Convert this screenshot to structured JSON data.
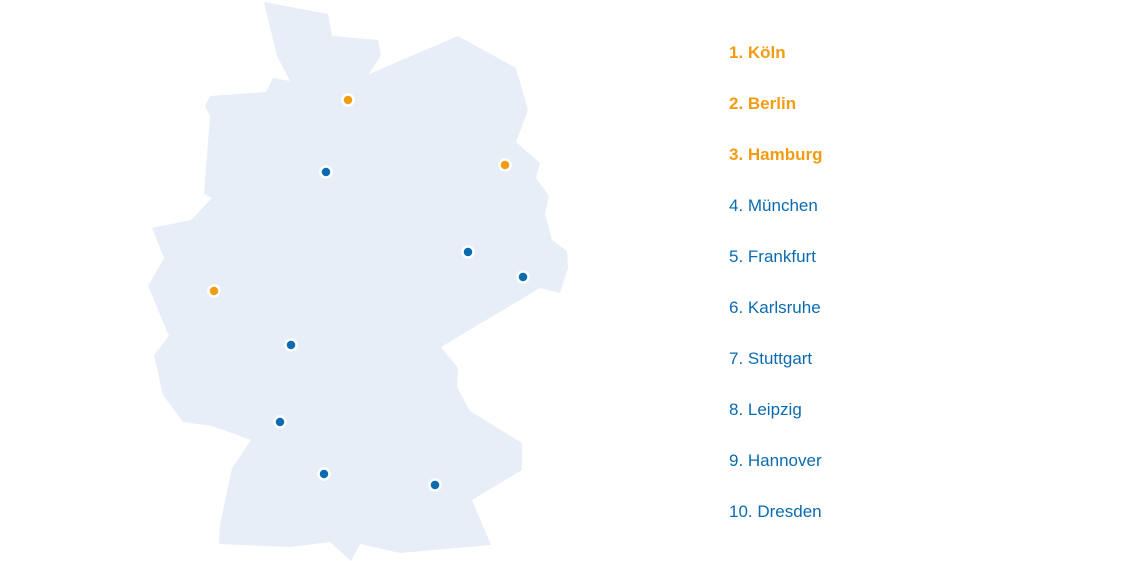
{
  "colors": {
    "land": "#e8eef7",
    "highlight": "#f39c12",
    "normal": "#0a6bb0",
    "marker_outline": "#ffffff"
  },
  "cities": [
    {
      "rank": "1.",
      "name": "Köln",
      "label": "1. Köln",
      "highlight": true
    },
    {
      "rank": "2.",
      "name": "Berlin",
      "label": "2. Berlin",
      "highlight": true
    },
    {
      "rank": "3.",
      "name": "Hamburg",
      "label": "3. Hamburg",
      "highlight": true
    },
    {
      "rank": "4.",
      "name": "München",
      "label": "4. München",
      "highlight": false
    },
    {
      "rank": "5.",
      "name": "Frankfurt",
      "label": "5. Frankfurt",
      "highlight": false
    },
    {
      "rank": "6.",
      "name": "Karlsruhe",
      "label": "6. Karlsruhe",
      "highlight": false
    },
    {
      "rank": "7.",
      "name": "Stuttgart",
      "label": "7. Stuttgart",
      "highlight": false
    },
    {
      "rank": "8.",
      "name": "Leipzig",
      "label": "8. Leipzig",
      "highlight": false
    },
    {
      "rank": "9.",
      "name": "Hannover",
      "label": "9. Hannover",
      "highlight": false
    },
    {
      "rank": "10.",
      "name": "Dresden",
      "label": "10. Dresden",
      "highlight": false
    }
  ]
}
--*--
**WHAT THE TASK REQUIRES:** Repeat the listing verbatim. Skip the pictures.

**EXPECTED ANSWER:**
Convert this screenshot to structured JSON data.
{
  "colors": {
    "land": "#e8eef7",
    "highlight": "#f39c12",
    "normal": "#0a6bb0",
    "marker_outline": "#ffffff"
  },
  "cities": [
    {
      "rank": "1.",
      "name": "Köln",
      "label": "1. Köln",
      "highlight": true
    },
    {
      "rank": "2.",
      "name": "Berlin",
      "label": "2. Berlin",
      "highlight": true
    },
    {
      "rank": "3.",
      "name": "Hamburg",
      "label": "3. Hamburg",
      "highlight": true
    },
    {
      "rank": "4.",
      "name": "München",
      "label": "4. München",
      "highlight": false
    },
    {
      "rank": "5.",
      "name": "Frankfurt",
      "label": "5. Frankfurt",
      "highlight": false
    },
    {
      "rank": "6.",
      "name": "Karlsruhe",
      "label": "6. Karlsruhe",
      "highlight": false
    },
    {
      "rank": "7.",
      "name": "Stuttgart",
      "label": "7. Stuttgart",
      "highlight": false
    },
    {
      "rank": "8.",
      "name": "Leipzig",
      "label": "8. Leipzig",
      "highlight": false
    },
    {
      "rank": "9.",
      "name": "Hannover",
      "label": "9. Hannover",
      "highlight": false
    },
    {
      "rank": "10.",
      "name": "Dresden",
      "label": "10. Dresden",
      "highlight": false
    }
  ]
}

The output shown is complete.